[EXERCISE] Repeat, exactly and in full, the lines of the listing below, but without any pictures.

Collection entries
● ● ● ● ●

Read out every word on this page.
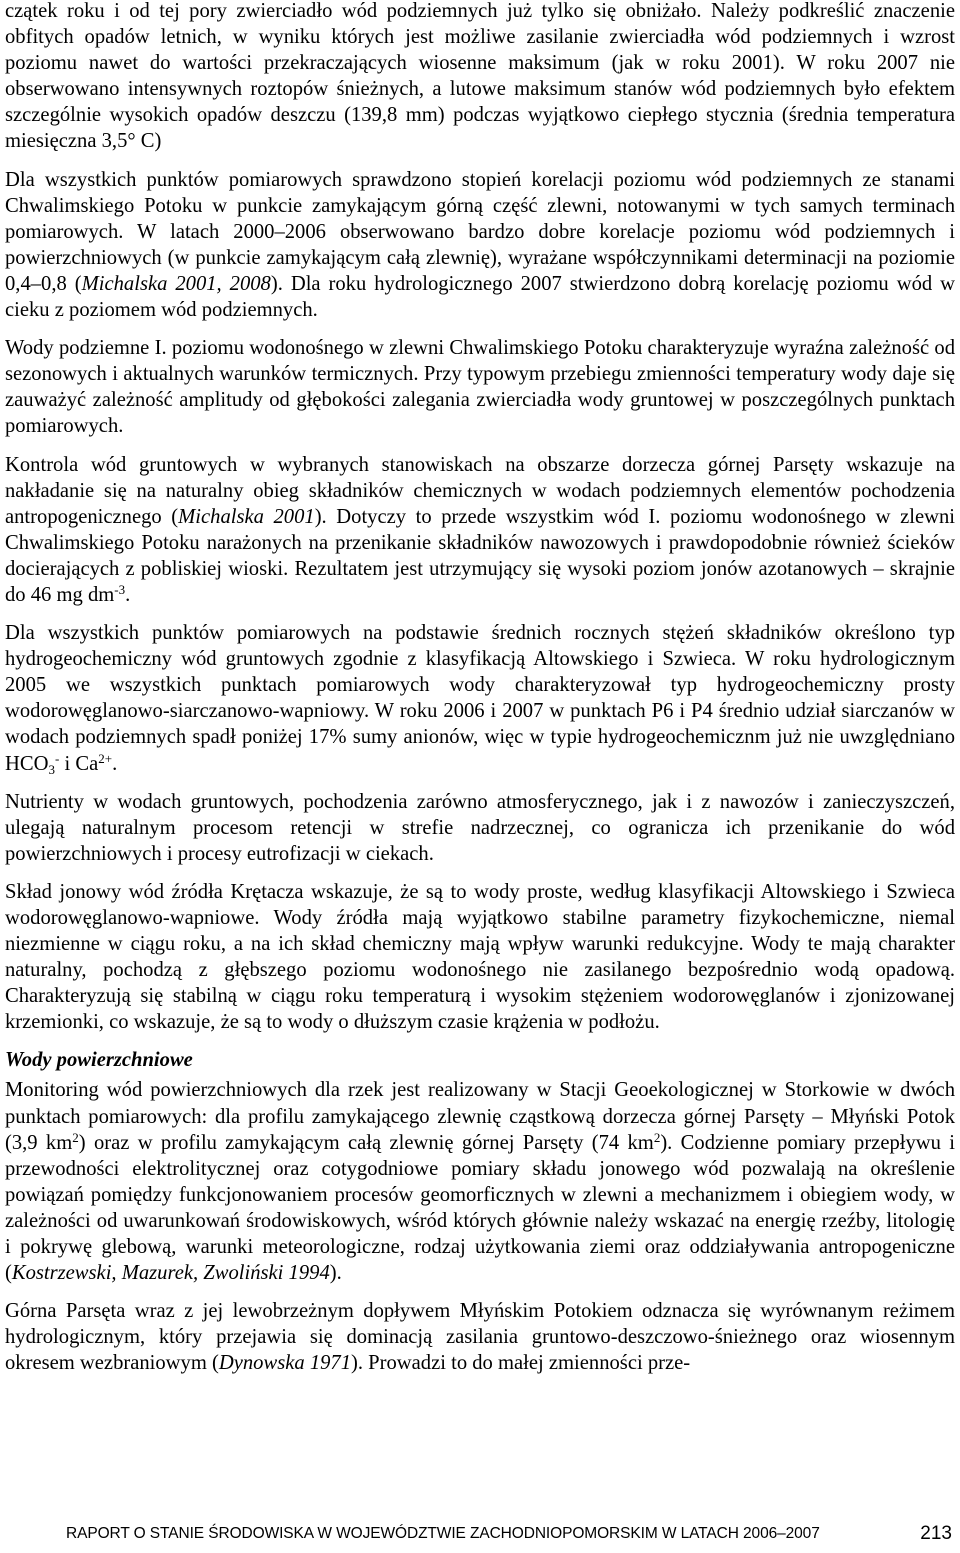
czątek roku i od tej pory zwierciadło wód podziemnych już tylko się obniżało. Należy podkreślić znaczenie obfitych opadów letnich, w wyniku których jest możliwe zasilanie zwierciadła wód podziemnych i wzrost poziomu nawet do wartości przekraczających wiosenne maksimum (jak w roku 2001). W roku 2007 nie obserwowano intensywnych roztopów śnieżnych, a lutowe maksimum stanów wód podziemnych było efektem szczególnie wysokich opadów deszczu (139,8 mm) podczas wyjątkowo ciepłego stycznia (średnia temperatura miesięczna 3,5° C)

Dla wszystkich punktów pomiarowych sprawdzono stopień korelacji poziomu wód podziemnych ze stanami Chwalimskiego Potoku w punkcie zamykającym górną część zlewni, notowanymi w tych samych terminach pomiarowych. W latach 2000–2006 obserwowano bardzo dobre korelacje poziomu wód podziemnych i powierzchniowych (w punkcie zamykającym całą zlewnię), wyrażane współczynnikami determinacji na poziomie 0,4–0,8 (Michalska 2001, 2008). Dla roku hydrologicznego 2007 stwierdzono dobrą korelację poziomu wód w cieku z poziomem wód podziemnych.

Wody podziemne I. poziomu wodonośnego w zlewni Chwalimskiego Potoku charakteryzuje wyraźna zależność od sezonowych i aktualnych warunków termicznych. Przy typowym przebiegu zmienności temperatury wody daje się zauważyć zależność amplitudy od głębokości zalegania zwierciadła wody gruntowej w poszczególnych punktach pomiarowych.

Kontrola wód gruntowych w wybranych stanowiskach na obszarze dorzecza górnej Parsęty wskazuje na nakładanie się na naturalny obieg składników chemicznych w wodach podziemnych elementów pochodzenia antropogenicznego (Michalska 2001). Dotyczy to przede wszystkim wód I. poziomu wodonośnego w zlewni Chwalimskiego Potoku narażonych na przenikanie składników nawozowych i prawdopodobnie również ścieków docierających z pobliskiej wioski. Rezultatem jest utrzymujący się wysoki poziom jonów azotanowych – skrajnie do 46 mg $dm^{-3}$.

Dla wszystkich punktów pomiarowych na podstawie średnich rocznych stężeń składników określono typ hydrogeochemiczny wód gruntowych zgodnie z klasyfikacją Altowskiego i Szwieca. W roku hydrologicznym 2005 we wszystkich punktach pomiarowych wody charakteryzował typ hydrogeochemiczny prosty wodorowęglanowo-siarczanowo-wapniowy. W roku 2006 i 2007 w punktach P6 i P4 średnio udział siarczanów w wodach podziemnych spadł poniżej 17% sumy anionów, więc w typie hydrogeochemicznm już nie uwzględniano $HCO_3^-$ i $Ca^{2+}$.

Nutrienty w wodach gruntowych, pochodzenia zarówno atmosferycznego, jak i z nawozów i zanieczyszczeń, ulegają naturalnym procesom retencji w strefie nadrzecznej, co ogranicza ich przenikanie do wód powierzchniowych i procesy eutrofizacji w ciekach.

Skład jonowy wód źródła Krętacza wskazuje, że są to wody proste, według klasyfikacji Altowskiego i Szwieca wodorowęglanowo-wapniowe. Wody źródła mają wyjątkowo stabilne parametry fizykochemiczne, niemal niezmienne w ciągu roku, a na ich skład chemiczny mają wpływ warunki redukcyjne. Wody te mają charakter naturalny, pochodzą z głębszego poziomu wodonośnego nie zasilanego bezpośrednio wodą opadową. Charakteryzują się stabilną w ciągu roku temperaturą i wysokim stężeniem wodorowęglanów i zjonizowanej krzemionki, co wskazuje, że są to wody o dłuższym czasie krążenia w podłożu.

Wody powierzchniowe

Monitoring wód powierzchniowych dla rzek jest realizowany w Stacji Geoekologicznej w Storkowie w dwóch punktach pomiarowych: dla profilu zamykającego zlewnię cząstkową dorzecza górnej Parsęty – Młyński Potok (3,9 $km^2$) oraz w profilu zamykającym całą zlewnię górnej Parsęty (74 $km^2$). Codzienne pomiary przepływu i przewodności elektrolitycznej oraz cotygodniowe pomiary składu jonowego wód pozwalają na określenie powiązań pomiędzy funkcjonowaniem procesów geomorficznych w zlewni a mechanizmem i obiegiem wody, w zależności od uwarunkowań środowiskowych, wśród których głównie należy wskazać na energię rzeźby, litologię i pokrywę glebową, warunki meteorologiczne, rodzaj użytkowania ziemi oraz oddziaływania antropogeniczne (Kostrzewski, Mazurek, Zwoliński 1994).

Górna Parsęta wraz z jej lewobrzeżnym dopływem Młyńskim Potokiem odznacza się wyrównanym reżimem hydrologicznym, który przejawia się dominacją zasilania gruntowo-deszczowo-śnieżnego oraz wiosennym okresem wezbraniowym (Dynowska 1971). Prowadzi to do małej zmienności prze-

RAPORT O STANIE ŚRODOWISKA W WOJEWÓDZTWIE ZACHODNIOPOMORSKIM W LATACH 2006–2007	213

● ● ● ● ●

[SOLUTION TO THIS EXERCISE]
Read out every word on this page.
czątek roku i od tej pory zwierciadło wód podziemnych już tylko się obniżało. Należy podkreślić znaczenie obfitych opadów letnich, w wyniku których jest możliwe zasilanie zwierciadła wód podziemnych i wzrost poziomu nawet do wartości przekraczających wiosenne maksimum (jak w roku 2001). W roku 2007 nie obserwowano intensywnych roztopów śnieżnych, a lutowe maksimum stanów wód podziemnych było efektem szczególnie wysokich opadów deszczu (139,8 mm) podczas wyjątkowo ciepłego stycznia (średnia temperatura miesięczna 3,5° C)

Dla wszystkich punktów pomiarowych sprawdzono stopień korelacji poziomu wód podziemnych ze stanami Chwalimskiego Potoku w punkcie zamykającym górną część zlewni, notowanymi w tych samych terminach pomiarowych. W latach 2000–2006 obserwowano bardzo dobre korelacje poziomu wód podziemnych i powierzchniowych (w punkcie zamykającym całą zlewnię), wyrażane współczynnikami determinacji na poziomie 0,4–0,8 (Michalska 2001, 2008). Dla roku hydrologicznego 2007 stwierdzono dobrą korelację poziomu wód w cieku z poziomem wód podziemnych.

Wody podziemne I. poziomu wodonośnego w zlewni Chwalimskiego Potoku charakteryzuje wyraźna zależność od sezonowych i aktualnych warunków termicznych. Przy typowym przebiegu zmienności temperatury wody daje się zauważyć zależność amplitudy od głębokości zalegania zwierciadła wody gruntowej w poszczególnych punktach pomiarowych.

Kontrola wód gruntowych w wybranych stanowiskach na obszarze dorzecza górnej Parsęty wskazuje na nakładanie się na naturalny obieg składników chemicznych w wodach podziemnych elementów pochodzenia antropogenicznego (Michalska 2001). Dotyczy to przede wszystkim wód I. poziomu wodonośnego w zlewni Chwalimskiego Potoku narażonych na przenikanie składników nawozowych i prawdopodobnie również ścieków docierających z pobliskiej wioski. Rezultatem jest utrzymujący się wysoki poziom jonów azotanowych – skrajnie do 46 mg $dm^{-3}$.

Dla wszystkich punktów pomiarowych na podstawie średnich rocznych stężeń składników określono typ hydrogeochemiczny wód gruntowych zgodnie z klasyfikacją Altowskiego i Szwieca. W roku hydrologicznym 2005 we wszystkich punktach pomiarowych wody charakteryzował typ hydrogeochemiczny prosty wodorowęglanowo-siarczanowo-wapniowy. W roku 2006 i 2007 w punktach P6 i P4 średnio udział siarczanów w wodach podziemnych spadł poniżej 17% sumy anionów, więc w typie hydrogeochemicznm już nie uwzględniano $HCO_3^-$ i $Ca^{2+}$.

Nutrienty w wodach gruntowych, pochodzenia zarówno atmosferycznego, jak i z nawozów i zanieczyszczeń, ulegają naturalnym procesom retencji w strefie nadrzecznej, co ogranicza ich przenikanie do wód powierzchniowych i procesy eutrofizacji w ciekach.

Skład jonowy wód źródła Krętacza wskazuje, że są to wody proste, według klasyfikacji Altowskiego i Szwieca wodorowęglanowo-wapniowe. Wody źródła mają wyjątkowo stabilne parametry fizykochemiczne, niemal niezmienne w ciągu roku, a na ich skład chemiczny mają wpływ warunki redukcyjne. Wody te mają charakter naturalny, pochodzą z głębszego poziomu wodonośnego nie zasilanego bezpośrednio wodą opadową. Charakteryzują się stabilną w ciągu roku temperaturą i wysokim stężeniem wodorowęglanów i zjonizowanej krzemionki, co wskazuje, że są to wody o dłuższym czasie krążenia w podłożu.

Wody powierzchniowe

Monitoring wód powierzchniowych dla rzek jest realizowany w Stacji Geoekologicznej w Storkowie w dwóch punktach pomiarowych: dla profilu zamykającego zlewnię cząstkową dorzecza górnej Parsęty – Młyński Potok (3,9 $km^2$) oraz w profilu zamykającym całą zlewnię górnej Parsęty (74 $km^2$). Codzienne pomiary przepływu i przewodności elektrolitycznej oraz cotygodniowe pomiary składu jonowego wód pozwalają na określenie powiązań pomiędzy funkcjonowaniem procesów geomorficznych w zlewni a mechanizmem i obiegiem wody, w zależności od uwarunkowań środowiskowych, wśród których głównie należy wskazać na energię rzeźby, litologię i pokrywę glebową, warunki meteorologiczne, rodzaj użytkowania ziemi oraz oddziaływania antropogeniczne (Kostrzewski, Mazurek, Zwoliński 1994).

Górna Parsęta wraz z jej lewobrzeżnym dopływem Młyńskim Potokiem odznacza się wyrównanym reżimem hydrologicznym, który przejawia się dominacją zasilania gruntowo-deszczowo-śnieżnego oraz wiosennym okresem wezbraniowym (Dynowska 1971). Prowadzi to do małej zmienności prze-

RAPORT O STANIE ŚRODOWISKA W WOJEWÓDZTWIE ZACHODNIOPOMORSKIM W LATACH 2006–2007	213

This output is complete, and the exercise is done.